_Exercise input:_
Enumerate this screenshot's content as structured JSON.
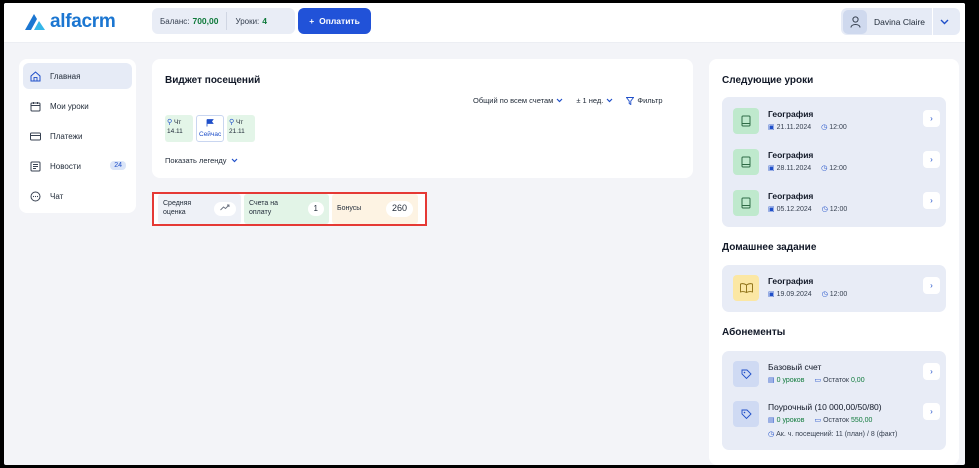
{
  "header": {
    "logo_text": "alfacrm",
    "balance_label": "Баланс:",
    "balance_value": "700,00",
    "lessons_label": "Уроки:",
    "lessons_value": "4",
    "pay_button": "Оплатить",
    "pay_icon": "plus-icon",
    "user_name": "Davina Claire"
  },
  "sidebar": {
    "items": [
      {
        "label": "Главная",
        "icon": "home-icon",
        "active": true
      },
      {
        "label": "Мои уроки",
        "icon": "calendar-icon"
      },
      {
        "label": "Платежи",
        "icon": "card-icon"
      },
      {
        "label": "Новости",
        "icon": "news-icon",
        "badge": "24"
      },
      {
        "label": "Чат",
        "icon": "chat-icon"
      }
    ]
  },
  "widget": {
    "title": "Виджет посещений",
    "filter_accounts": "Общий по всем счетам",
    "filter_period": "± 1 нед.",
    "filter_button": "Фильтр",
    "days": [
      {
        "dow": "Чт",
        "date": "14.11"
      },
      {
        "label": "Сейчас"
      },
      {
        "dow": "Чт",
        "date": "21.11"
      }
    ],
    "legend_toggle": "Показать легенду"
  },
  "stats": {
    "avg_label_1": "Средняя",
    "avg_label_2": "оценка",
    "invoices_label_1": "Счета на",
    "invoices_label_2": "оплату",
    "invoices_value": "1",
    "bonus_label": "Бонусы",
    "bonus_value": "260"
  },
  "right": {
    "next_lessons_title": "Следующие уроки",
    "next_lessons": [
      {
        "subject": "География",
        "date": "21.11.2024",
        "time": "12:00"
      },
      {
        "subject": "География",
        "date": "28.11.2024",
        "time": "12:00"
      },
      {
        "subject": "География",
        "date": "05.12.2024",
        "time": "12:00"
      }
    ],
    "homework_title": "Домашнее задание",
    "homework": {
      "subject": "География",
      "date": "19.09.2024",
      "time": "12:00"
    },
    "subs_title": "Абонементы",
    "subscriptions": [
      {
        "name": "Базовый счет",
        "lessons": "0 уроков",
        "remainder_label": "Остаток",
        "remainder_value": "0,00"
      },
      {
        "name": "Поурочный (10 000,00/50/80)",
        "lessons": "0 уроков",
        "remainder_label": "Остаток",
        "remainder_value": "550,00",
        "visits": "Ак. ч. посещений: 11 (план) / 8 (факт)"
      }
    ]
  }
}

_Your task:_ The pictures should not be reproduced; quote all of the other material exactly.

_Reply to the task:_
Enumerate this screenshot's content as structured JSON.
{
  "header": {
    "logo_text": "alfacrm",
    "balance_label": "Баланс:",
    "balance_value": "700,00",
    "lessons_label": "Уроки:",
    "lessons_value": "4",
    "pay_button": "Оплатить",
    "pay_icon": "plus-icon",
    "user_name": "Davina Claire"
  },
  "sidebar": {
    "items": [
      {
        "label": "Главная",
        "icon": "home-icon",
        "active": true
      },
      {
        "label": "Мои уроки",
        "icon": "calendar-icon"
      },
      {
        "label": "Платежи",
        "icon": "card-icon"
      },
      {
        "label": "Новости",
        "icon": "news-icon",
        "badge": "24"
      },
      {
        "label": "Чат",
        "icon": "chat-icon"
      }
    ]
  },
  "widget": {
    "title": "Виджет посещений",
    "filter_accounts": "Общий по всем счетам",
    "filter_period": "± 1 нед.",
    "filter_button": "Фильтр",
    "days": [
      {
        "dow": "Чт",
        "date": "14.11"
      },
      {
        "label": "Сейчас"
      },
      {
        "dow": "Чт",
        "date": "21.11"
      }
    ],
    "legend_toggle": "Показать легенду"
  },
  "stats": {
    "avg_label_1": "Средняя",
    "avg_label_2": "оценка",
    "invoices_label_1": "Счета на",
    "invoices_label_2": "оплату",
    "invoices_value": "1",
    "bonus_label": "Бонусы",
    "bonus_value": "260"
  },
  "right": {
    "next_lessons_title": "Следующие уроки",
    "next_lessons": [
      {
        "subject": "География",
        "date": "21.11.2024",
        "time": "12:00"
      },
      {
        "subject": "География",
        "date": "28.11.2024",
        "time": "12:00"
      },
      {
        "subject": "География",
        "date": "05.12.2024",
        "time": "12:00"
      }
    ],
    "homework_title": "Домашнее задание",
    "homework": {
      "subject": "География",
      "date": "19.09.2024",
      "time": "12:00"
    },
    "subs_title": "Абонементы",
    "subscriptions": [
      {
        "name": "Базовый счет",
        "lessons": "0 уроков",
        "remainder_label": "Остаток",
        "remainder_value": "0,00"
      },
      {
        "name": "Поурочный (10 000,00/50/80)",
        "lessons": "0 уроков",
        "remainder_label": "Остаток",
        "remainder_value": "550,00",
        "visits": "Ак. ч. посещений: 11 (план) / 8 (факт)"
      }
    ]
  }
}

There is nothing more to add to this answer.